### What you should do
Return all lines in the material below that contain "droits".

========

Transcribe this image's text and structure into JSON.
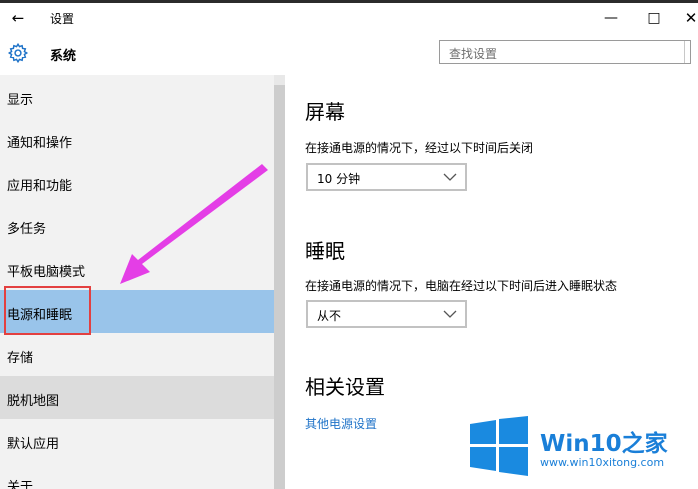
{
  "window": {
    "title": "设置",
    "back_icon": "back-arrow-icon",
    "minimize_icon": "minimize-icon",
    "maximize_icon": "maximize-icon",
    "close_icon": "close-icon"
  },
  "header": {
    "title": "系统",
    "icon": "gear-icon",
    "search_placeholder": "查找设置"
  },
  "sidebar": {
    "items": [
      {
        "label": "显示"
      },
      {
        "label": "通知和操作"
      },
      {
        "label": "应用和功能"
      },
      {
        "label": "多任务"
      },
      {
        "label": "平板电脑模式"
      },
      {
        "label": "电源和睡眠",
        "selected": true
      },
      {
        "label": "存储"
      },
      {
        "label": "脱机地图"
      },
      {
        "label": "默认应用"
      },
      {
        "label": "关于"
      }
    ]
  },
  "content": {
    "screen": {
      "heading": "屏幕",
      "description": "在接通电源的情况下，经过以下时间后关闭",
      "dropdown_value": "10 分钟"
    },
    "sleep": {
      "heading": "睡眠",
      "description": "在接通电源的情况下，电脑在经过以下时间后进入睡眠状态",
      "dropdown_value": "从不"
    },
    "related": {
      "heading": "相关设置",
      "link": "其他电源设置"
    }
  },
  "watermark": {
    "brand": "Win10",
    "brand_suffix": "之家",
    "url": "www.win10xitong.com"
  },
  "colors": {
    "accent": "#1f73c8",
    "selected_bg": "#99c4ea",
    "sidebar_bg": "#f2f2f2",
    "annotation_red": "#e34040",
    "annotation_arrow": "#e43ee6"
  }
}
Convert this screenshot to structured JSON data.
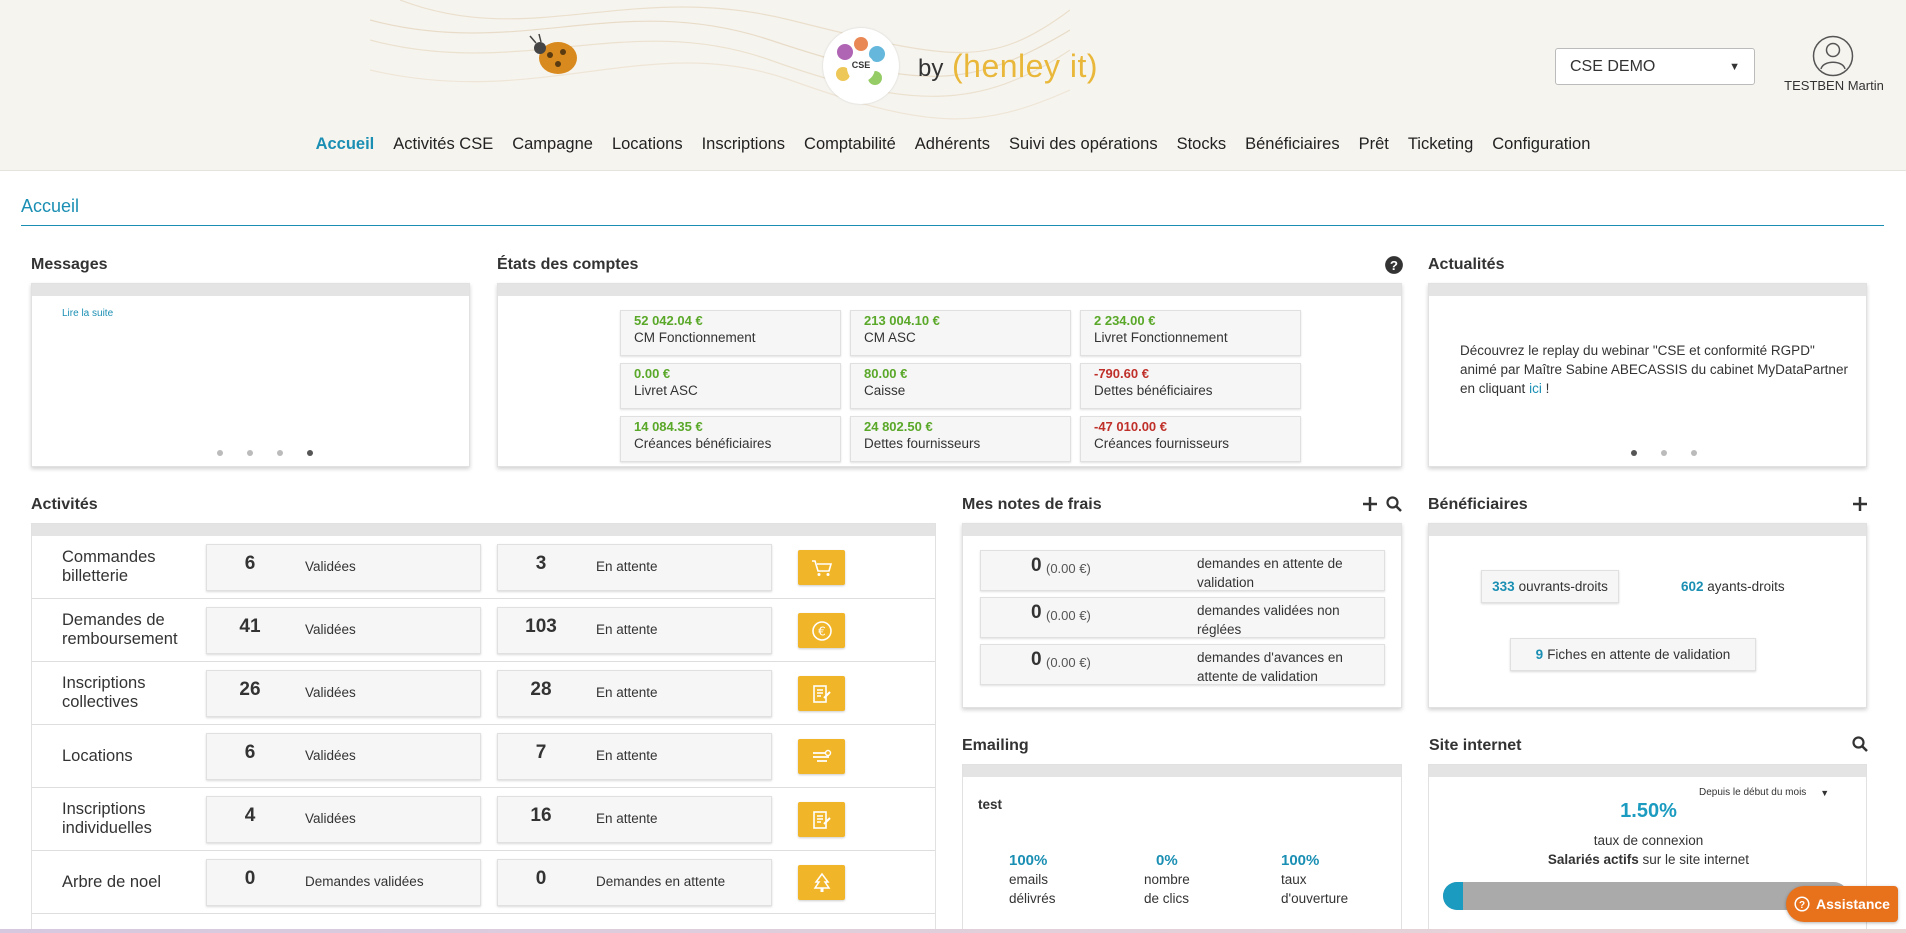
{
  "header": {
    "logo_text": "CSE",
    "by": "by",
    "brand": "(henley it)",
    "company_select": "CSE DEMO",
    "user_name": "TESTBEN Martin"
  },
  "nav": [
    "Accueil",
    "Activités CSE",
    "Campagne",
    "Locations",
    "Inscriptions",
    "Comptabilité",
    "Adhérents",
    "Suivi des opérations",
    "Stocks",
    "Bénéficiaires",
    "Prêt",
    "Ticketing",
    "Configuration"
  ],
  "page_title": "Accueil",
  "messages": {
    "title": "Messages",
    "read_more": "Lire la suite"
  },
  "accounts": {
    "title": "États des comptes",
    "items": [
      {
        "amount": "52 042.04 €",
        "label": "CM Fonctionnement",
        "tone": "pos"
      },
      {
        "amount": "213 004.10 €",
        "label": "CM ASC",
        "tone": "pos"
      },
      {
        "amount": "2 234.00 €",
        "label": "Livret Fonctionnement",
        "tone": "pos"
      },
      {
        "amount": "0.00 €",
        "label": "Livret ASC",
        "tone": "pos"
      },
      {
        "amount": "80.00 €",
        "label": "Caisse",
        "tone": "pos"
      },
      {
        "amount": "-790.60 €",
        "label": "Dettes bénéficiaires",
        "tone": "neg"
      },
      {
        "amount": "14 084.35 €",
        "label": "Créances bénéficiaires",
        "tone": "pos"
      },
      {
        "amount": "24 802.50 €",
        "label": "Dettes fournisseurs",
        "tone": "pos"
      },
      {
        "amount": "-47 010.00 €",
        "label": "Créances fournisseurs",
        "tone": "neg"
      }
    ]
  },
  "news": {
    "title": "Actualités",
    "text_1": "Découvrez le replay du webinar \"CSE et conformité RGPD\"",
    "text_2": "animé par Maître Sabine ABECASSIS du cabinet MyDataPartner",
    "text_3": "en cliquant",
    "link": "ici",
    "text_4": " !"
  },
  "activities": {
    "title": "Activités",
    "rows": [
      {
        "label_1": "Commandes",
        "label_2": "billetterie",
        "validated": "6",
        "validated_label": "Validées",
        "pending": "3",
        "pending_label": "En attente",
        "icon": "cart-icon"
      },
      {
        "label_1": "Demandes de",
        "label_2": "remboursement",
        "validated": "41",
        "validated_label": "Validées",
        "pending": "103",
        "pending_label": "En attente",
        "icon": "euro-icon"
      },
      {
        "label_1": "Inscriptions",
        "label_2": "collectives",
        "validated": "26",
        "validated_label": "Validées",
        "pending": "28",
        "pending_label": "En attente",
        "icon": "form-icon"
      },
      {
        "label_1": "Locations",
        "label_2": "",
        "validated": "6",
        "validated_label": "Validées",
        "pending": "7",
        "pending_label": "En attente",
        "icon": "key-icon"
      },
      {
        "label_1": "Inscriptions",
        "label_2": "individuelles",
        "validated": "4",
        "validated_label": "Validées",
        "pending": "16",
        "pending_label": "En attente",
        "icon": "form-icon"
      },
      {
        "label_1": "Arbre de noel",
        "label_2": "",
        "validated": "0",
        "validated_label": "Demandes validées",
        "pending": "0",
        "pending_label": "Demandes en attente",
        "icon": "tree-icon"
      }
    ]
  },
  "expenses": {
    "title": "Mes notes de frais",
    "rows": [
      {
        "count": "0",
        "amount": "(0.00 €)",
        "desc": "demandes en attente de validation"
      },
      {
        "count": "0",
        "amount": "(0.00 €)",
        "desc": "demandes validées non réglées"
      },
      {
        "count": "0",
        "amount": "(0.00 €)",
        "desc": "demandes d'avances en attente de validation"
      }
    ]
  },
  "beneficiaries": {
    "title": "Bénéficiaires",
    "openers_count": "333",
    "openers_label": "ouvrants-droits",
    "holders_count": "602",
    "holders_label": "ayants-droits",
    "pending_count": "9",
    "pending_label": "Fiches en attente de validation"
  },
  "emailing": {
    "title": "Emailing",
    "campaign": "test",
    "stats": [
      {
        "pct": "100%",
        "line1": "emails",
        "line2": "délivrés"
      },
      {
        "pct": "0%",
        "line1": "nombre",
        "line2": "de clics"
      },
      {
        "pct": "100%",
        "line1": "taux",
        "line2": "d'ouverture"
      }
    ]
  },
  "website": {
    "title": "Site internet",
    "period": "Depuis le début du mois",
    "rate": "1.50%",
    "rate_fraction": 0.015,
    "rate_label": "taux de connexion",
    "employees_bold": "Salariés actifs",
    "employees_rest": "sur le site internet"
  },
  "assistance": "Assistance"
}
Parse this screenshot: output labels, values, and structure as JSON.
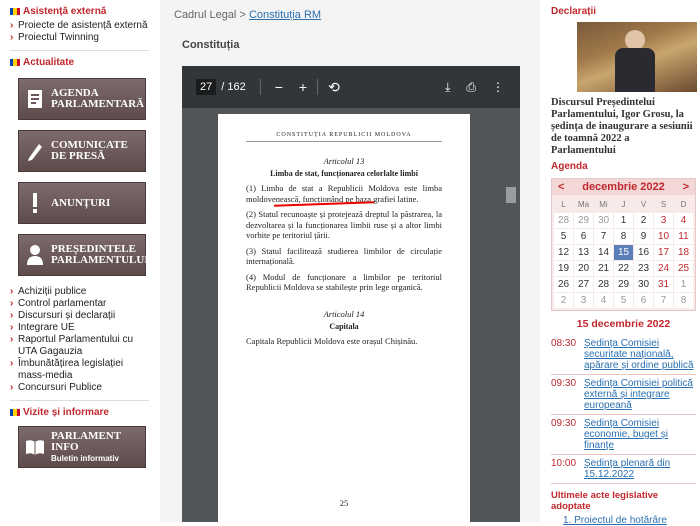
{
  "colors": {
    "accent": "#c0282d",
    "link": "#2a6fb0",
    "button_bg": "#6b5757",
    "viewer_bg": "#525659",
    "toolbar_bg": "#323639"
  },
  "left": {
    "section1_title": "Asistență externă",
    "section1_links": [
      "Proiecte de asistență externă",
      "Proiectul Twinning"
    ],
    "section2_title": "Actualitate",
    "buttons": [
      {
        "line1": "Agenda",
        "line2": "parlamentară",
        "icon": "agenda-icon"
      },
      {
        "line1": "Comunicate",
        "line2": "de presă",
        "icon": "pen-icon"
      },
      {
        "line1": "Anunțuri",
        "line2": "",
        "icon": "exclamation-icon"
      },
      {
        "line1": "Președintele",
        "line2": "Parlamentului",
        "icon": "person-icon"
      }
    ],
    "links": [
      "Achiziții publice",
      "Control parlamentar",
      "Discursuri și declarații",
      "Integrare UE",
      "Raportul Parlamentului cu UTA Gagauzia",
      "Îmbunătățirea legislației mass-media",
      "Concursuri Publice"
    ],
    "section3_title": "Vizite și informare",
    "info_button": {
      "line1": "Parlament",
      "line2": "Info",
      "sub": "Buletin informativ"
    }
  },
  "center": {
    "breadcrumb_root": "Cadrul Legal",
    "breadcrumb_sep": ">",
    "breadcrumb_current": "Constituția RM",
    "page_title": "Constituția",
    "pdf": {
      "current_page": "27",
      "total_pages": "/ 162",
      "header": "CONSTITUȚIA REPUBLICII MOLDOVA",
      "article13_heading": "Articolul 13",
      "article13_title": "Limba de stat, funcționarea celorlalte limbi",
      "paragraphs": [
        "(1) Limba de stat a Republicii Moldova este limba moldovenească, funcționând pe baza grafiei latine.",
        "(2) Statul recunoaște și protejează dreptul la păstrarea, la dezvoltarea și la funcționarea limbii ruse și a altor limbi vorbite pe teritoriul țării.",
        "(3) Statul facilitează studierea limbilor de circulație internațională.",
        "(4) Modul de funcționare a limbilor pe teritoriul Republicii Moldova se stabilește prin lege organică."
      ],
      "article14_heading": "Articolul 14",
      "article14_title": "Capitala",
      "article14_text": "Capitala Republicii Moldova este orașul Chișinău.",
      "page_number": "25"
    }
  },
  "right": {
    "declaratii_title": "Declarații",
    "news_title": "Discursul Președintelui Parlamentului, Igor Grosu, la ședința de inaugurare a sesiunii de toamnă 2022 a Parlamentului",
    "agenda_title": "Agenda",
    "calendar": {
      "prev": "<",
      "next": ">",
      "month": "decembrie 2022",
      "daynames": [
        "L",
        "Ma",
        "Mi",
        "J",
        "V",
        "S",
        "D"
      ],
      "days": [
        "28",
        "29",
        "30",
        "1",
        "2",
        "3",
        "4",
        "5",
        "6",
        "7",
        "8",
        "9",
        "10",
        "11",
        "12",
        "13",
        "14",
        "15",
        "16",
        "17",
        "18",
        "19",
        "20",
        "21",
        "22",
        "23",
        "24",
        "25",
        "26",
        "27",
        "28",
        "29",
        "30",
        "31",
        "1",
        "2",
        "3",
        "4",
        "5",
        "6",
        "7",
        "8"
      ]
    },
    "selected_day": "15 decembrie 2022",
    "events": [
      {
        "time": "08:30",
        "title": "Ședința Comisiei securitate națională, apărare și ordine publică"
      },
      {
        "time": "09:30",
        "title": "Ședința Comisiei politică externă și integrare europeană"
      },
      {
        "time": "09:30",
        "title": "Ședința Comisiei economie, buget și finanțe"
      },
      {
        "time": "10:00",
        "title": "Ședința plenară din 15.12.2022"
      }
    ],
    "latest_title": "Ultimele acte legislative adoptate",
    "latest_item": "1. Proiectul de hotărâre"
  }
}
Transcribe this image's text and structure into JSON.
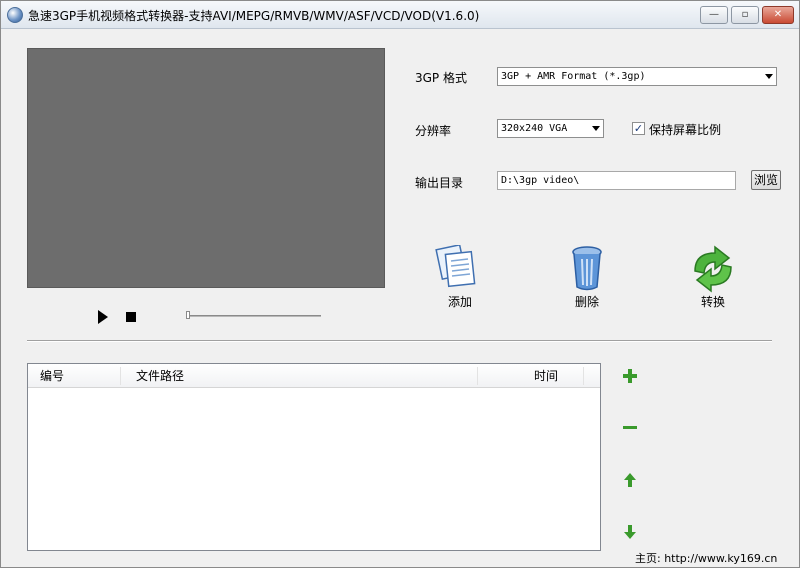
{
  "window": {
    "title": "急速3GP手机视频格式转换器-支持AVI/MEPG/RMVB/WMV/ASF/VCD/VOD(V1.6.0)",
    "min_label": "—",
    "max_label": "▫",
    "close_label": "✕"
  },
  "format": {
    "label": "3GP 格式",
    "value": "3GP + AMR Format (*.3gp)"
  },
  "resolution": {
    "label": "分辨率",
    "value": "320x240 VGA",
    "keep_ratio_label": "保持屏幕比例",
    "keep_ratio_checked": true
  },
  "output": {
    "label": "输出目录",
    "value": "D:\\3gp video\\",
    "browse_label": "浏览"
  },
  "actions": {
    "add_label": "添加",
    "delete_label": "删除",
    "convert_label": "转换"
  },
  "table": {
    "columns": [
      "编号",
      "文件路径",
      "时间"
    ],
    "rows": []
  },
  "footer": {
    "homepage": "主页: http://www.ky169.cn"
  },
  "icons": {
    "app": "app-globe-icon",
    "play": "play-icon",
    "stop": "stop-icon",
    "add": "add-documents-icon",
    "delete": "trash-bin-icon",
    "convert": "convert-arrows-icon",
    "plus": "plus-icon",
    "minus": "minus-icon",
    "up": "arrow-up-icon",
    "down": "arrow-down-icon"
  }
}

========

### Complete answer
    "openers_label": "ouvrants-droits",
    "holders_label": "ayants-droits",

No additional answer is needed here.